Problem description:
Take the entries below and print all of them exactly, please.
· · · · ·
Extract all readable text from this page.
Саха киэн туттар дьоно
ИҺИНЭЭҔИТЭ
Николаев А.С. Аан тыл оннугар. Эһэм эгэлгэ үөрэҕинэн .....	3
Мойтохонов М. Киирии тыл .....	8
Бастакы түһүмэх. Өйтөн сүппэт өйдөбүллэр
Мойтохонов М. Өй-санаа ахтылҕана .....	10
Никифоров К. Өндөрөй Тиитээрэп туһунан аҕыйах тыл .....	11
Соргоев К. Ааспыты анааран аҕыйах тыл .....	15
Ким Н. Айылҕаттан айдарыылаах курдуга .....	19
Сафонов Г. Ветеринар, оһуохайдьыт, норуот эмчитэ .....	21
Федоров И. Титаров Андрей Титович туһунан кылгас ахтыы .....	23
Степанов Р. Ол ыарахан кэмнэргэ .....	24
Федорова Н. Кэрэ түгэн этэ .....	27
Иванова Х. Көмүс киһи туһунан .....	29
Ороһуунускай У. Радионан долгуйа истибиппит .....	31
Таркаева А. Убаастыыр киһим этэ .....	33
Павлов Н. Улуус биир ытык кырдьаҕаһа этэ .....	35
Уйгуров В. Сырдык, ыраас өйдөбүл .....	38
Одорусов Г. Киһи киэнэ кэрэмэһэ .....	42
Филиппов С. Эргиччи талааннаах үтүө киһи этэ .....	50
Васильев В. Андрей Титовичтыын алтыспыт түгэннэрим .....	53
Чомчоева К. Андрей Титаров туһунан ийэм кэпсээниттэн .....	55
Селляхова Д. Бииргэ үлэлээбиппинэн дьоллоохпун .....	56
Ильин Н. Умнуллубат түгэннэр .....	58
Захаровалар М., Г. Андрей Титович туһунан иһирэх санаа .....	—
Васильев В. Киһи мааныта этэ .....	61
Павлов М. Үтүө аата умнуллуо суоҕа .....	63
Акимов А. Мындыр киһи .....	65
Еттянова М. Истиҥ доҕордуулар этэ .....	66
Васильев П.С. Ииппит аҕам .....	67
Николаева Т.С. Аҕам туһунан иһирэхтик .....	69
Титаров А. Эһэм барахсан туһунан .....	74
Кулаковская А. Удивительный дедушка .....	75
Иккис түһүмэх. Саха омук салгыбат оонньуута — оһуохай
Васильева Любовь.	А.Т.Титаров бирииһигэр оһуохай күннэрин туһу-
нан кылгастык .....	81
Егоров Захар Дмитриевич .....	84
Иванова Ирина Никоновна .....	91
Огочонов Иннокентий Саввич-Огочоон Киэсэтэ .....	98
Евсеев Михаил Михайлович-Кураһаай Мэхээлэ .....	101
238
· · · · ·
Answer to the problem:
Extract all readable text from this page.
Саха киэн туттар дьоно
ИҺИНЭЭҔИТЭ
Николаев А.С. Аан тыл оннугар. Эһэм эгэлгэ үөрэҕинэн .....	3
Мойтохонов М. Киирии тыл .....	8
Бастакы түһүмэх. Өйтөн сүппэт өйдөбүллэр
Мойтохонов М. Өй-санаа ахтылҕана .....	10
Никифоров К. Өндөрөй Тиитээрэп туһунан аҕыйах тыл .....	11
Соргоев К. Ааспыты анааран аҕыйах тыл .....	15
Ким Н. Айылҕаттан айдарыылаах курдуга .....	19
Сафонов Г. Ветеринар, оһуохайдьыт, норуот эмчитэ .....	21
Федоров И. Титаров Андрей Титович туһунан кылгас ахтыы .....	23
Степанов Р. Ол ыарахан кэмнэргэ .....	24
Федорова Н. Кэрэ түгэн этэ .....	27
Иванова Х. Көмүс киһи туһунан .....	29
Ороһуунускай У. Радионан долгуйа истибиппит .....	31
Таркаева А. Убаастыыр киһим этэ .....	33
Павлов Н. Улуус биир ытык кырдьаҕаһа этэ .....	35
Уйгуров В. Сырдык, ыраас өйдөбүл .....	38
Одорусов Г. Киһи киэнэ кэрэмэһэ .....	42
Филиппов С. Эргиччи талааннаах үтүө киһи этэ .....	50
Васильев В. Андрей Титовичтыын алтыспыт түгэннэрим .....	53
Чомчоева К. Андрей Титаров туһунан ийэм кэпсээниттэн .....	55
Селляхова Д. Бииргэ үлэлээбиппинэн дьоллоохпун .....	56
Ильин Н. Умнуллубат түгэннэр .....	58
Захаровалар М., Г. Андрей Титович туһунан иһирэх санаа .....	—
Васильев В. Киһи мааныта этэ .....	61
Павлов М. Үтүө аата умнуллуо суоҕа .....	63
Акимов А. Мындыр киһи .....	65
Еттянова М. Истиҥ доҕордуулар этэ .....	66
Васильев П.С. Ииппит аҕам .....	67
Николаева Т.С. Аҕам туһунан иһирэхтик .....	69
Титаров А. Эһэм барахсан туһунан .....	74
Кулаковская А. Удивительный дедушка .....	75
Иккис түһүмэх. Саха омук салгыбат оонньуута — оһуохай
Васильева Любовь.	А.Т.Титаров бирииһигэр оһуохай күннэрин туһу-
нан кылгастык .....	81
Егоров Захар Дмитриевич .....	84
Иванова Ирина Никоновна .....	91
Огочонов Иннокентий Саввич-Огочоон Киэсэтэ .....	98
Евсеев Михаил Михайлович-Кураһаай Мэхээлэ .....	101
238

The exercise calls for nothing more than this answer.